#### Brief:
Below are some entries; can you quote all of them exactly?

#### Material provided:
- - -
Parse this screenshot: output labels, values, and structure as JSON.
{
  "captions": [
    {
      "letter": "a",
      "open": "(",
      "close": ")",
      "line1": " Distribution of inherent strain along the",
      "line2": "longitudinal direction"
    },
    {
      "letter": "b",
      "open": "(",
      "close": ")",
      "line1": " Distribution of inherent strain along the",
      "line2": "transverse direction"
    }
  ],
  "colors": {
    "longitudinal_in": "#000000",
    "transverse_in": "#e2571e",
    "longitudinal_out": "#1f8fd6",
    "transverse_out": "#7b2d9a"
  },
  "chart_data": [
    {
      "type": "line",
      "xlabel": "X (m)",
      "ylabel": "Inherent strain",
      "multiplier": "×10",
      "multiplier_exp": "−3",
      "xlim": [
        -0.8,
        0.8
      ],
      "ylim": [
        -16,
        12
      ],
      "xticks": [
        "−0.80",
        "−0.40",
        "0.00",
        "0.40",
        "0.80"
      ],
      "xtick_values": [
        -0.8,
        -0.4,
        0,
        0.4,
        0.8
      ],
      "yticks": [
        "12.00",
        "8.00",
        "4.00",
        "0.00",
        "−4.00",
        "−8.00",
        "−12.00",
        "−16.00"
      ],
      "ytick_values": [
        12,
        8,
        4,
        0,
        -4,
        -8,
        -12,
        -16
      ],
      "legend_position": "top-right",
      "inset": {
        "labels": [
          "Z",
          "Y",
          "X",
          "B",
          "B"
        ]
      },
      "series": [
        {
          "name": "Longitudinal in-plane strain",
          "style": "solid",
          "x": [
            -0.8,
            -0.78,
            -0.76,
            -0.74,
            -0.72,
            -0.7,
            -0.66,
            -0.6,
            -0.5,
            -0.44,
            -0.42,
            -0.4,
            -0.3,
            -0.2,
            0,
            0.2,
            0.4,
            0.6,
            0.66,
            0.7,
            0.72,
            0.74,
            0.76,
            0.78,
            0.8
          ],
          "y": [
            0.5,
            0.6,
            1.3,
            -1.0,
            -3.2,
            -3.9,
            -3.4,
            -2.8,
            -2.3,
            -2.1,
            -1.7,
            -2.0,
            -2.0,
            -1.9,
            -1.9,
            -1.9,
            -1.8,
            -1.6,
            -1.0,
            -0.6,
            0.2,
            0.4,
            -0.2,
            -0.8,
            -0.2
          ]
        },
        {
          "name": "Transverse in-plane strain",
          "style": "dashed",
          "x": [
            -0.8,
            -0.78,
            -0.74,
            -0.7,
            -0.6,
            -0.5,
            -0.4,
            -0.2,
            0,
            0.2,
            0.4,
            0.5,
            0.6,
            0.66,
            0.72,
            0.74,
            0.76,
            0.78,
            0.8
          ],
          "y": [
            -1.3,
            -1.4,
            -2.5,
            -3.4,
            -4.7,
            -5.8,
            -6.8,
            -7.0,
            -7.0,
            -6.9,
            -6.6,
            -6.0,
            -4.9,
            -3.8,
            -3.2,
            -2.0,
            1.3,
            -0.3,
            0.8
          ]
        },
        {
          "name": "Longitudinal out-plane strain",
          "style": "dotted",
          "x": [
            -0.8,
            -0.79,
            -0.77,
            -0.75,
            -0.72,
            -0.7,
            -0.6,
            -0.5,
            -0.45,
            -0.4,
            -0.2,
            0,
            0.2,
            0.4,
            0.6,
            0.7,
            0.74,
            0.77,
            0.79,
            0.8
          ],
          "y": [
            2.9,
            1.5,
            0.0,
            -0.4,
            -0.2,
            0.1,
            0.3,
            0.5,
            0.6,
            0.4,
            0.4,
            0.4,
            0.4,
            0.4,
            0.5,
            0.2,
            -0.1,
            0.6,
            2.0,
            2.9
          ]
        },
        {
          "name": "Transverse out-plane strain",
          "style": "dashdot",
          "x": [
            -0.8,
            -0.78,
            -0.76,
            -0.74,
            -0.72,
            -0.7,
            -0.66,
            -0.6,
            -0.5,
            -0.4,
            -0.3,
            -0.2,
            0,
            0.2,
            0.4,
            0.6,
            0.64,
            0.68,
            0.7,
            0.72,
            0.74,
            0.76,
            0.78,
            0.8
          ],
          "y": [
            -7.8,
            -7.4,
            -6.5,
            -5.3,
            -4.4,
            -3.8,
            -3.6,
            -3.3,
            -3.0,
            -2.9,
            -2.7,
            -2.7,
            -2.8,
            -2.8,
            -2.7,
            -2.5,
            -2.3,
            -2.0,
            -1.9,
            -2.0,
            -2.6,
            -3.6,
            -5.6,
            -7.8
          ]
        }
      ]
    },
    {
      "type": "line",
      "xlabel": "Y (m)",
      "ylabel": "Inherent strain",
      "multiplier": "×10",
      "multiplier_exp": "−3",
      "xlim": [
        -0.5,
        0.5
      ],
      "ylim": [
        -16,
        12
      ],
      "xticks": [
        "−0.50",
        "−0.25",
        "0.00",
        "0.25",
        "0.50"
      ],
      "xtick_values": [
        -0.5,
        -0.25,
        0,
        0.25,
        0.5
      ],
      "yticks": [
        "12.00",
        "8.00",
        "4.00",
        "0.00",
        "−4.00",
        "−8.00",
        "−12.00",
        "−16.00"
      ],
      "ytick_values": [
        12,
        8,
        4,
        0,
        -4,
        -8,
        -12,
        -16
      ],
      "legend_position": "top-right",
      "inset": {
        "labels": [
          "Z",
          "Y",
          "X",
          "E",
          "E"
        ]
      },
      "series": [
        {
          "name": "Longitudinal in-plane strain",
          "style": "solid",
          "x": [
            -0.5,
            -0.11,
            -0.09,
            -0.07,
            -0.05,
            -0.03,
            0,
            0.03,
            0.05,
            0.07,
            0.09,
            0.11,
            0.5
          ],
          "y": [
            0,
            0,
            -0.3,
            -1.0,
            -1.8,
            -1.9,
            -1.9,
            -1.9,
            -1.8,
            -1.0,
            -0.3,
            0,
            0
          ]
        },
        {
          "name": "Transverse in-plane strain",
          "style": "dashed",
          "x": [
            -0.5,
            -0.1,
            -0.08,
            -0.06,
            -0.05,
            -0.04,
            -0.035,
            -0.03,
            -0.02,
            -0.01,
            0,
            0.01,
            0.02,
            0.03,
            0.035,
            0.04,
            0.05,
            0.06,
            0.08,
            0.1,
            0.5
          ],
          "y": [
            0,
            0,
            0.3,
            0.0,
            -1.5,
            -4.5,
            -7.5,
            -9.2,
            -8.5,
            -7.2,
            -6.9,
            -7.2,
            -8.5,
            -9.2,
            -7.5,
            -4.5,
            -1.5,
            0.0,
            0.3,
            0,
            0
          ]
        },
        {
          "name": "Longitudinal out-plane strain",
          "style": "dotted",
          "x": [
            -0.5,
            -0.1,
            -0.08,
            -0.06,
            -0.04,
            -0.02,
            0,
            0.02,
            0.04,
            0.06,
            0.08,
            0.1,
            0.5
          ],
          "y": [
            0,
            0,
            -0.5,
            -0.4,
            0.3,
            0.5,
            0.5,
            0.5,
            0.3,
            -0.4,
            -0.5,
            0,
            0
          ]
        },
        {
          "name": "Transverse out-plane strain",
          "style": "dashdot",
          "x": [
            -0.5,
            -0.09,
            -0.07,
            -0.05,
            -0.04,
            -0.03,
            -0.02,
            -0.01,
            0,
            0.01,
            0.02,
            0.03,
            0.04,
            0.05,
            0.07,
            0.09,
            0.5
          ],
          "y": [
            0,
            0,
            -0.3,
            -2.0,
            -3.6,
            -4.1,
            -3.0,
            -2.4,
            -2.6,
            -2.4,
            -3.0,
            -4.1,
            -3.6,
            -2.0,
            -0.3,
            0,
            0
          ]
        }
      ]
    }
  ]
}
- - -
#### Finished task:
Parse this screenshot: output labels, values, and structure as JSON.
{
  "captions": [
    {
      "letter": "a",
      "open": "(",
      "close": ")",
      "line1": " Distribution of inherent strain along the",
      "line2": "longitudinal direction"
    },
    {
      "letter": "b",
      "open": "(",
      "close": ")",
      "line1": " Distribution of inherent strain along the",
      "line2": "transverse direction"
    }
  ],
  "colors": {
    "longitudinal_in": "#000000",
    "transverse_in": "#e2571e",
    "longitudinal_out": "#1f8fd6",
    "transverse_out": "#7b2d9a"
  },
  "chart_data": [
    {
      "type": "line",
      "xlabel": "X (m)",
      "ylabel": "Inherent strain",
      "multiplier": "×10",
      "multiplier_exp": "−3",
      "xlim": [
        -0.8,
        0.8
      ],
      "ylim": [
        -16,
        12
      ],
      "xticks": [
        "−0.80",
        "−0.40",
        "0.00",
        "0.40",
        "0.80"
      ],
      "xtick_values": [
        -0.8,
        -0.4,
        0,
        0.4,
        0.8
      ],
      "yticks": [
        "12.00",
        "8.00",
        "4.00",
        "0.00",
        "−4.00",
        "−8.00",
        "−12.00",
        "−16.00"
      ],
      "ytick_values": [
        12,
        8,
        4,
        0,
        -4,
        -8,
        -12,
        -16
      ],
      "legend_position": "top-right",
      "inset": {
        "labels": [
          "Z",
          "Y",
          "X",
          "B",
          "B"
        ]
      },
      "series": [
        {
          "name": "Longitudinal in-plane strain",
          "style": "solid",
          "x": [
            -0.8,
            -0.78,
            -0.76,
            -0.74,
            -0.72,
            -0.7,
            -0.66,
            -0.6,
            -0.5,
            -0.44,
            -0.42,
            -0.4,
            -0.3,
            -0.2,
            0,
            0.2,
            0.4,
            0.6,
            0.66,
            0.7,
            0.72,
            0.74,
            0.76,
            0.78,
            0.8
          ],
          "y": [
            0.5,
            0.6,
            1.3,
            -1.0,
            -3.2,
            -3.9,
            -3.4,
            -2.8,
            -2.3,
            -2.1,
            -1.7,
            -2.0,
            -2.0,
            -1.9,
            -1.9,
            -1.9,
            -1.8,
            -1.6,
            -1.0,
            -0.6,
            0.2,
            0.4,
            -0.2,
            -0.8,
            -0.2
          ]
        },
        {
          "name": "Transverse in-plane strain",
          "style": "dashed",
          "x": [
            -0.8,
            -0.78,
            -0.74,
            -0.7,
            -0.6,
            -0.5,
            -0.4,
            -0.2,
            0,
            0.2,
            0.4,
            0.5,
            0.6,
            0.66,
            0.72,
            0.74,
            0.76,
            0.78,
            0.8
          ],
          "y": [
            -1.3,
            -1.4,
            -2.5,
            -3.4,
            -4.7,
            -5.8,
            -6.8,
            -7.0,
            -7.0,
            -6.9,
            -6.6,
            -6.0,
            -4.9,
            -3.8,
            -3.2,
            -2.0,
            1.3,
            -0.3,
            0.8
          ]
        },
        {
          "name": "Longitudinal out-plane strain",
          "style": "dotted",
          "x": [
            -0.8,
            -0.79,
            -0.77,
            -0.75,
            -0.72,
            -0.7,
            -0.6,
            -0.5,
            -0.45,
            -0.4,
            -0.2,
            0,
            0.2,
            0.4,
            0.6,
            0.7,
            0.74,
            0.77,
            0.79,
            0.8
          ],
          "y": [
            2.9,
            1.5,
            0.0,
            -0.4,
            -0.2,
            0.1,
            0.3,
            0.5,
            0.6,
            0.4,
            0.4,
            0.4,
            0.4,
            0.4,
            0.5,
            0.2,
            -0.1,
            0.6,
            2.0,
            2.9
          ]
        },
        {
          "name": "Transverse out-plane strain",
          "style": "dashdot",
          "x": [
            -0.8,
            -0.78,
            -0.76,
            -0.74,
            -0.72,
            -0.7,
            -0.66,
            -0.6,
            -0.5,
            -0.4,
            -0.3,
            -0.2,
            0,
            0.2,
            0.4,
            0.6,
            0.64,
            0.68,
            0.7,
            0.72,
            0.74,
            0.76,
            0.78,
            0.8
          ],
          "y": [
            -7.8,
            -7.4,
            -6.5,
            -5.3,
            -4.4,
            -3.8,
            -3.6,
            -3.3,
            -3.0,
            -2.9,
            -2.7,
            -2.7,
            -2.8,
            -2.8,
            -2.7,
            -2.5,
            -2.3,
            -2.0,
            -1.9,
            -2.0,
            -2.6,
            -3.6,
            -5.6,
            -7.8
          ]
        }
      ]
    },
    {
      "type": "line",
      "xlabel": "Y (m)",
      "ylabel": "Inherent strain",
      "multiplier": "×10",
      "multiplier_exp": "−3",
      "xlim": [
        -0.5,
        0.5
      ],
      "ylim": [
        -16,
        12
      ],
      "xticks": [
        "−0.50",
        "−0.25",
        "0.00",
        "0.25",
        "0.50"
      ],
      "xtick_values": [
        -0.5,
        -0.25,
        0,
        0.25,
        0.5
      ],
      "yticks": [
        "12.00",
        "8.00",
        "4.00",
        "0.00",
        "−4.00",
        "−8.00",
        "−12.00",
        "−16.00"
      ],
      "ytick_values": [
        12,
        8,
        4,
        0,
        -4,
        -8,
        -12,
        -16
      ],
      "legend_position": "top-right",
      "inset": {
        "labels": [
          "Z",
          "Y",
          "X",
          "E",
          "E"
        ]
      },
      "series": [
        {
          "name": "Longitudinal in-plane strain",
          "style": "solid",
          "x": [
            -0.5,
            -0.11,
            -0.09,
            -0.07,
            -0.05,
            -0.03,
            0,
            0.03,
            0.05,
            0.07,
            0.09,
            0.11,
            0.5
          ],
          "y": [
            0,
            0,
            -0.3,
            -1.0,
            -1.8,
            -1.9,
            -1.9,
            -1.9,
            -1.8,
            -1.0,
            -0.3,
            0,
            0
          ]
        },
        {
          "name": "Transverse in-plane strain",
          "style": "dashed",
          "x": [
            -0.5,
            -0.1,
            -0.08,
            -0.06,
            -0.05,
            -0.04,
            -0.035,
            -0.03,
            -0.02,
            -0.01,
            0,
            0.01,
            0.02,
            0.03,
            0.035,
            0.04,
            0.05,
            0.06,
            0.08,
            0.1,
            0.5
          ],
          "y": [
            0,
            0,
            0.3,
            0.0,
            -1.5,
            -4.5,
            -7.5,
            -9.2,
            -8.5,
            -7.2,
            -6.9,
            -7.2,
            -8.5,
            -9.2,
            -7.5,
            -4.5,
            -1.5,
            0.0,
            0.3,
            0,
            0
          ]
        },
        {
          "name": "Longitudinal out-plane strain",
          "style": "dotted",
          "x": [
            -0.5,
            -0.1,
            -0.08,
            -0.06,
            -0.04,
            -0.02,
            0,
            0.02,
            0.04,
            0.06,
            0.08,
            0.1,
            0.5
          ],
          "y": [
            0,
            0,
            -0.5,
            -0.4,
            0.3,
            0.5,
            0.5,
            0.5,
            0.3,
            -0.4,
            -0.5,
            0,
            0
          ]
        },
        {
          "name": "Transverse out-plane strain",
          "style": "dashdot",
          "x": [
            -0.5,
            -0.09,
            -0.07,
            -0.05,
            -0.04,
            -0.03,
            -0.02,
            -0.01,
            0,
            0.01,
            0.02,
            0.03,
            0.04,
            0.05,
            0.07,
            0.09,
            0.5
          ],
          "y": [
            0,
            0,
            -0.3,
            -2.0,
            -3.6,
            -4.1,
            -3.0,
            -2.4,
            -2.6,
            -2.4,
            -3.0,
            -4.1,
            -3.6,
            -2.0,
            -0.3,
            0,
            0
          ]
        }
      ]
    }
  ]
}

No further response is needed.